# WHAT TO WORK ON:
Look through the data below and return each line where "icon" appears.

Entries from a dataset
_ _ _ _ _ _ _

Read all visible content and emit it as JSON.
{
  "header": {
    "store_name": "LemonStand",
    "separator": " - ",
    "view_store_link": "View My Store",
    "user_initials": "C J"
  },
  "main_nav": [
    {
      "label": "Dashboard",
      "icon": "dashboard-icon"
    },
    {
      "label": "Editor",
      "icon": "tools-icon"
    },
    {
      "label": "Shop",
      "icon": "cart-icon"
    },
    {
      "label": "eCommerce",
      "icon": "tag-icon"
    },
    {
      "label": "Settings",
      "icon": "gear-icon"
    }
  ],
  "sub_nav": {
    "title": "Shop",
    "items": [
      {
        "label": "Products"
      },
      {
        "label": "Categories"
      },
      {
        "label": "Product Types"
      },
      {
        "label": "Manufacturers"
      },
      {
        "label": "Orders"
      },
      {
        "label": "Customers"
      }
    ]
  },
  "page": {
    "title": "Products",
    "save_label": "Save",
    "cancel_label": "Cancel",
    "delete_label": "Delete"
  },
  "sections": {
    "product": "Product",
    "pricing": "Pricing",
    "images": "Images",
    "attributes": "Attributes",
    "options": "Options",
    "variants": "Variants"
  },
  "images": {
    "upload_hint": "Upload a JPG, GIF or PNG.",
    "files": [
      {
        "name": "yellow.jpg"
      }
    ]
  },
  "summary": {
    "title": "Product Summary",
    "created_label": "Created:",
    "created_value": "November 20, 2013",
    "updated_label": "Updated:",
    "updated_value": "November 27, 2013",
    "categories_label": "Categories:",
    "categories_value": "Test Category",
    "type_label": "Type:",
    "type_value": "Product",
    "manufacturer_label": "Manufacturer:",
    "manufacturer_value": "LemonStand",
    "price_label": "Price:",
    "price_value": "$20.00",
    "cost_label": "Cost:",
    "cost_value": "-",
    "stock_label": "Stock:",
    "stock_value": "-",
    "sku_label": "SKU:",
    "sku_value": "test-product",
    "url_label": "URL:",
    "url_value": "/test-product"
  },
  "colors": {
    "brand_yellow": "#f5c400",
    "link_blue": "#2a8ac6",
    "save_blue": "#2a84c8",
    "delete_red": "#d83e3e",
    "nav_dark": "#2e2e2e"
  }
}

_ _ _ _ _ _ _

# RESULT OF THIS EXERCISE:
      "icon": "dashboard-icon"
      "icon": "tools-icon"
      "icon": "cart-icon"
      "icon": "tag-icon"
      "icon": "gear-icon"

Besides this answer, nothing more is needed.